GIVEN DATA:
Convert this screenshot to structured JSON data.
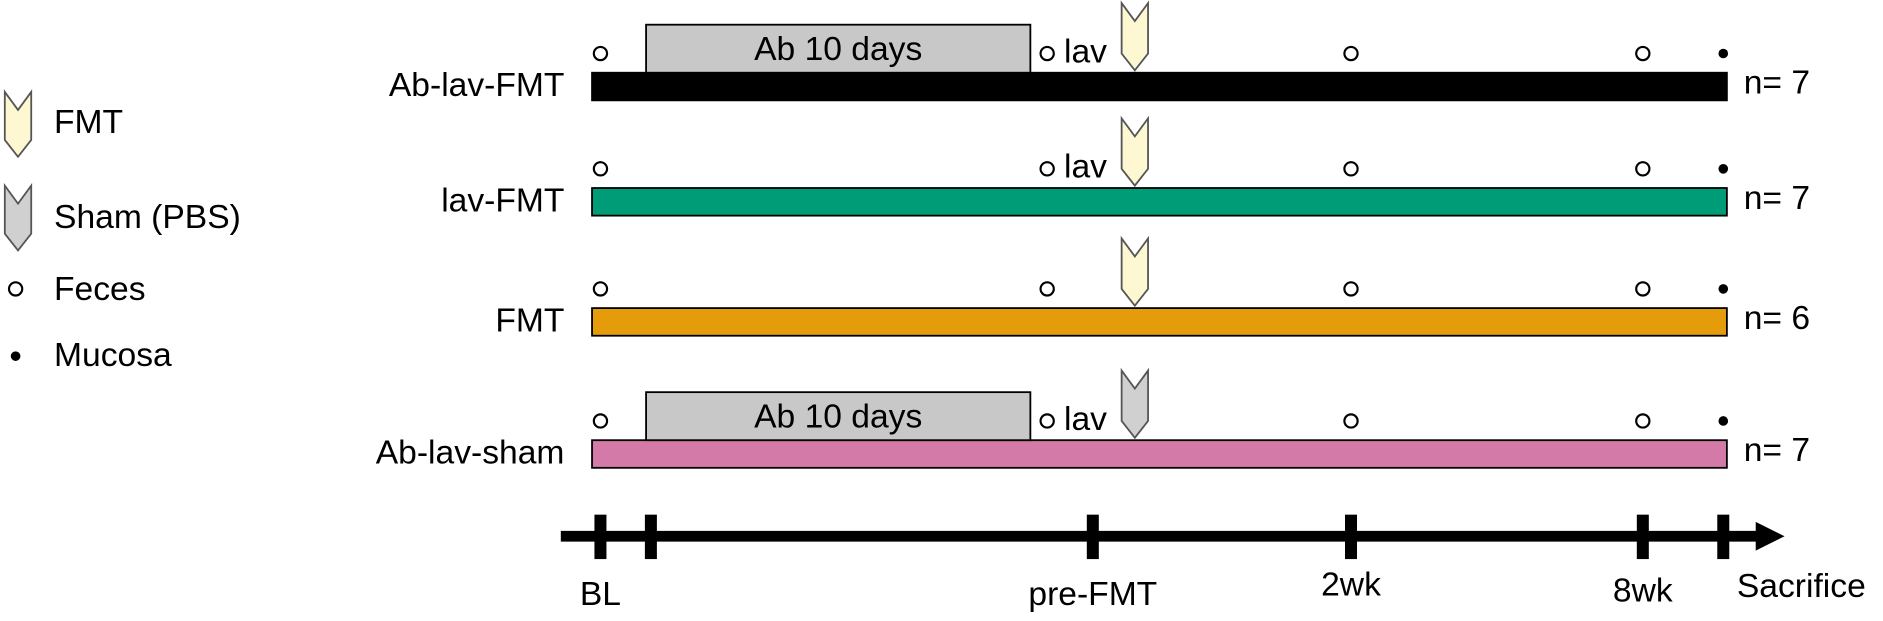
{
  "legend": [
    {
      "label": "FMT"
    },
    {
      "label": "Sham (PBS)"
    },
    {
      "label": "Feces"
    },
    {
      "label": "Mucosa"
    }
  ],
  "groups": [
    {
      "label": "Ab-lav-FMT",
      "n": "n= 7",
      "color": "#000000",
      "ab": "Ab 10 days",
      "lav": "lav"
    },
    {
      "label": "lav-FMT",
      "n": "n= 7",
      "color": "#009b77",
      "lav": "lav"
    },
    {
      "label": "FMT",
      "n": "n= 6",
      "color": "#e59c0a"
    },
    {
      "label": "Ab-lav-sham",
      "n": "n= 7",
      "color": "#d47aa8",
      "ab": "Ab 10 days",
      "lav": "lav"
    }
  ],
  "timeline": [
    "BL",
    "pre-FMT",
    "2wk",
    "8wk",
    "Sacrifice"
  ]
}
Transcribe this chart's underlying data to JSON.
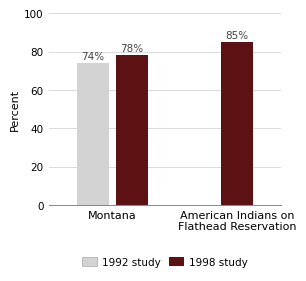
{
  "groups": [
    "Montana",
    "American Indians on\nFlathead Reservation"
  ],
  "values_1992": [
    74,
    null
  ],
  "values_1998": [
    78,
    85
  ],
  "labels_1992": [
    "74%",
    null
  ],
  "labels_1998": [
    "78%",
    "85%"
  ],
  "color_1992": "#d3d3d3",
  "color_1998": "#5c1212",
  "ylabel": "Percent",
  "ylim": [
    0,
    100
  ],
  "yticks": [
    0,
    20,
    40,
    60,
    80,
    100
  ],
  "bar_width": 0.28,
  "legend_labels": [
    "1992 study",
    "1998 study"
  ],
  "label_fontsize": 7.5,
  "axis_fontsize": 8,
  "tick_fontsize": 7.5,
  "bg_color": "#ffffff"
}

WORK REQUIRED: From the listing above, copy all lines holding the word "this".

CORRECT OUTPUT:
Convert this screenshot to structured JSON data.
Transcribe this chart's underlying data to JSON.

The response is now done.